(Recorded data)
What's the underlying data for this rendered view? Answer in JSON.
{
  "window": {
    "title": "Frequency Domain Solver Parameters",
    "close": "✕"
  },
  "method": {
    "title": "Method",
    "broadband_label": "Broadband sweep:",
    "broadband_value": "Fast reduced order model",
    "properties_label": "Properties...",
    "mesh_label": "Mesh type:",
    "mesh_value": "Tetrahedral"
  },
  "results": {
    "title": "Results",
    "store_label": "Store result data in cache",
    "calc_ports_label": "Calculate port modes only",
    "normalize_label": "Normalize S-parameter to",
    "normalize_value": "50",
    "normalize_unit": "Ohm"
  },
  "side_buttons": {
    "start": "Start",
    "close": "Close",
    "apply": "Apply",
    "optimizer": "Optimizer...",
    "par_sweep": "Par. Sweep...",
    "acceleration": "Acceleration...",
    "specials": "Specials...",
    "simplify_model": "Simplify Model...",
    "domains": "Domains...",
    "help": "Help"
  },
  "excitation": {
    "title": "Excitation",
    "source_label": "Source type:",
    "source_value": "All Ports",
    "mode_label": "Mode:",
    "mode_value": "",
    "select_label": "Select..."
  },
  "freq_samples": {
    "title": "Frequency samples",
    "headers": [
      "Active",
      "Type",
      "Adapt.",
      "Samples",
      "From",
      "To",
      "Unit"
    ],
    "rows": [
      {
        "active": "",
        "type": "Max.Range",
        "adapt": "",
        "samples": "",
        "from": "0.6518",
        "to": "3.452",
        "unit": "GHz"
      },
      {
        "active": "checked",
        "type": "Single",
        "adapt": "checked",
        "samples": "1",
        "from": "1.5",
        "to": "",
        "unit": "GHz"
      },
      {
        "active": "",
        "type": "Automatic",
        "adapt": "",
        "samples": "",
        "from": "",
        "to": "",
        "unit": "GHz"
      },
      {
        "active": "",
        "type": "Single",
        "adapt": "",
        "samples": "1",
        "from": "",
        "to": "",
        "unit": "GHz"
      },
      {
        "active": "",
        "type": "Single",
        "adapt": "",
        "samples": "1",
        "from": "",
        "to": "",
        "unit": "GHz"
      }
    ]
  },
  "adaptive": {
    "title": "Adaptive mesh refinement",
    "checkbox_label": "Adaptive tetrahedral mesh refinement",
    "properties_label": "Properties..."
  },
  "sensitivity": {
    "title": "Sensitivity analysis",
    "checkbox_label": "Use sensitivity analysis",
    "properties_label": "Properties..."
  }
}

Task requirements
Extract the whole listing, character for character.

The output
What's the underlying data for this rendered view? Answer in JSON.
{
  "window": {
    "title": "Frequency Domain Solver Parameters",
    "close": "✕"
  },
  "method": {
    "title": "Method",
    "broadband_label": "Broadband sweep:",
    "broadband_value": "Fast reduced order model",
    "properties_label": "Properties...",
    "mesh_label": "Mesh type:",
    "mesh_value": "Tetrahedral"
  },
  "results": {
    "title": "Results",
    "store_label": "Store result data in cache",
    "calc_ports_label": "Calculate port modes only",
    "normalize_label": "Normalize S-parameter to",
    "normalize_value": "50",
    "normalize_unit": "Ohm"
  },
  "side_buttons": {
    "start": "Start",
    "close": "Close",
    "apply": "Apply",
    "optimizer": "Optimizer...",
    "par_sweep": "Par. Sweep...",
    "acceleration": "Acceleration...",
    "specials": "Specials...",
    "simplify_model": "Simplify Model...",
    "domains": "Domains...",
    "help": "Help"
  },
  "excitation": {
    "title": "Excitation",
    "source_label": "Source type:",
    "source_value": "All Ports",
    "mode_label": "Mode:",
    "mode_value": "",
    "select_label": "Select..."
  },
  "freq_samples": {
    "title": "Frequency samples",
    "headers": [
      "Active",
      "Type",
      "Adapt.",
      "Samples",
      "From",
      "To",
      "Unit"
    ],
    "rows": [
      {
        "active": "",
        "type": "Max.Range",
        "adapt": "",
        "samples": "",
        "from": "0.6518",
        "to": "3.452",
        "unit": "GHz"
      },
      {
        "active": "checked",
        "type": "Single",
        "adapt": "checked",
        "samples": "1",
        "from": "1.5",
        "to": "",
        "unit": "GHz"
      },
      {
        "active": "",
        "type": "Automatic",
        "adapt": "",
        "samples": "",
        "from": "",
        "to": "",
        "unit": "GHz"
      },
      {
        "active": "",
        "type": "Single",
        "adapt": "",
        "samples": "1",
        "from": "",
        "to": "",
        "unit": "GHz"
      },
      {
        "active": "",
        "type": "Single",
        "adapt": "",
        "samples": "1",
        "from": "",
        "to": "",
        "unit": "GHz"
      }
    ]
  },
  "adaptive": {
    "title": "Adaptive mesh refinement",
    "checkbox_label": "Adaptive tetrahedral mesh refinement",
    "properties_label": "Properties..."
  },
  "sensitivity": {
    "title": "Sensitivity analysis",
    "checkbox_label": "Use sensitivity analysis",
    "properties_label": "Properties..."
  }
}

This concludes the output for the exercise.